> **WHAT YOU ARE ASKED TO DO**:
Give back the line where "Read this page and output its text content." appears and all the lines after it until the listing ends, unchanged and with nothing else.
+++
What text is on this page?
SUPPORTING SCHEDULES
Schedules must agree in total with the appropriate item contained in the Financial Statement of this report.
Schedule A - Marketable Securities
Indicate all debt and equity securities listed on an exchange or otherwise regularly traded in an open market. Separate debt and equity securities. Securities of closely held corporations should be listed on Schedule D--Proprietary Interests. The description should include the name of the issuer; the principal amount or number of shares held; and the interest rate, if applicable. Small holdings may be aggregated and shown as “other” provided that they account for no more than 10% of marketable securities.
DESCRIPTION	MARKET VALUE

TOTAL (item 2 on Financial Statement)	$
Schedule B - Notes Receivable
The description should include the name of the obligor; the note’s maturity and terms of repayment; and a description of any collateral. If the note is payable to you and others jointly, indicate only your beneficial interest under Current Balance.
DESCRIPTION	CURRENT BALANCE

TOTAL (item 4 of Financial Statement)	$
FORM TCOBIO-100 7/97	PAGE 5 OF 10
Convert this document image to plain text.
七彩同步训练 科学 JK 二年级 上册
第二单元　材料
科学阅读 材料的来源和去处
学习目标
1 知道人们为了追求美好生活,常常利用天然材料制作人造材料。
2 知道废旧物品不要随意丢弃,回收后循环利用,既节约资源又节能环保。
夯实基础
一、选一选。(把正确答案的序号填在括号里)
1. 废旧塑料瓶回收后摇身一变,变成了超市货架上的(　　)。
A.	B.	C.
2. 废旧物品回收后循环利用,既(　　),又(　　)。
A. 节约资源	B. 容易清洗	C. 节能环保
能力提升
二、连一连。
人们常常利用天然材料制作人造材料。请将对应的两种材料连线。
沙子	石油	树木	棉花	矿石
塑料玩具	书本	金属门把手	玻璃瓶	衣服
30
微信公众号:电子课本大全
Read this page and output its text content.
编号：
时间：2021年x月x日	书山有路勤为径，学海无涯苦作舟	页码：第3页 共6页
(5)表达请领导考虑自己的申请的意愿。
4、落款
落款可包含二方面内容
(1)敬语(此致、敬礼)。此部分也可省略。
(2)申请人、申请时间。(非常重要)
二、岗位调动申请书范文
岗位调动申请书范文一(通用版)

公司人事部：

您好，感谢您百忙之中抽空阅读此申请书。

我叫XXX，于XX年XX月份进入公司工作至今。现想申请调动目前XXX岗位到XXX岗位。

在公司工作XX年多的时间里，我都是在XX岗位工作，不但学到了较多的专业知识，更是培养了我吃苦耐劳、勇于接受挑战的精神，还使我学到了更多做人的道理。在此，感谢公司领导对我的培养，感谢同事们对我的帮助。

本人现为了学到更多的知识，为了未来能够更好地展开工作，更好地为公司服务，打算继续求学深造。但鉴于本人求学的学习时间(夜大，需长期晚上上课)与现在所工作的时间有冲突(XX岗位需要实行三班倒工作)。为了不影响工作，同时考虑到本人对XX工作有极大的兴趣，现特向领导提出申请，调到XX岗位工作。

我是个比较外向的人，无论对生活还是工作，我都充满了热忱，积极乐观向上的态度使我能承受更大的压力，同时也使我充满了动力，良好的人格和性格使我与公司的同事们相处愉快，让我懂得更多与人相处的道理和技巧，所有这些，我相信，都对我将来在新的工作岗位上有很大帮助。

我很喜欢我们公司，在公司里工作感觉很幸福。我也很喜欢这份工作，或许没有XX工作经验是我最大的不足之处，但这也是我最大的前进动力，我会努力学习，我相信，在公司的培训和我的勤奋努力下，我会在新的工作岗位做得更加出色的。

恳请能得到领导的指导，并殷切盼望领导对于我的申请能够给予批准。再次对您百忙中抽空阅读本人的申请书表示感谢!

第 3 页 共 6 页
+++
> **CORRECT RESULT**:
Read this page and output its text content.
编号：
时间：2021年x月x日	书山有路勤为径，学海无涯苦作舟	页码：第3页 共6页
(5)表达请领导考虑自己的申请的意愿。
4、落款
落款可包含二方面内容
(1)敬语(此致、敬礼)。此部分也可省略。
(2)申请人、申请时间。(非常重要)
二、岗位调动申请书范文
岗位调动申请书范文一(通用版)

公司人事部：

您好，感谢您百忙之中抽空阅读此申请书。

我叫XXX，于XX年XX月份进入公司工作至今。现想申请调动目前XXX岗位到XXX岗位。

在公司工作XX年多的时间里，我都是在XX岗位工作，不但学到了较多的专业知识，更是培养了我吃苦耐劳、勇于接受挑战的精神，还使我学到了更多做人的道理。在此，感谢公司领导对我的培养，感谢同事们对我的帮助。

本人现为了学到更多的知识，为了未来能够更好地展开工作，更好地为公司服务，打算继续求学深造。但鉴于本人求学的学习时间(夜大，需长期晚上上课)与现在所工作的时间有冲突(XX岗位需要实行三班倒工作)。为了不影响工作，同时考虑到本人对XX工作有极大的兴趣，现特向领导提出申请，调到XX岗位工作。

我是个比较外向的人，无论对生活还是工作，我都充满了热忱，积极乐观向上的态度使我能承受更大的压力，同时也使我充满了动力，良好的人格和性格使我与公司的同事们相处愉快，让我懂得更多与人相处的道理和技巧，所有这些，我相信，都对我将来在新的工作岗位上有很大帮助。

我很喜欢我们公司，在公司里工作感觉很幸福。我也很喜欢这份工作，或许没有XX工作经验是我最大的不足之处，但这也是我最大的前进动力，我会努力学习，我相信，在公司的培训和我的勤奋努力下，我会在新的工作岗位做得更加出色的。

恳请能得到领导的指导，并殷切盼望领导对于我的申请能够给予批准。再次对您百忙中抽空阅读本人的申请书表示感谢!

第 3 页 共 6 页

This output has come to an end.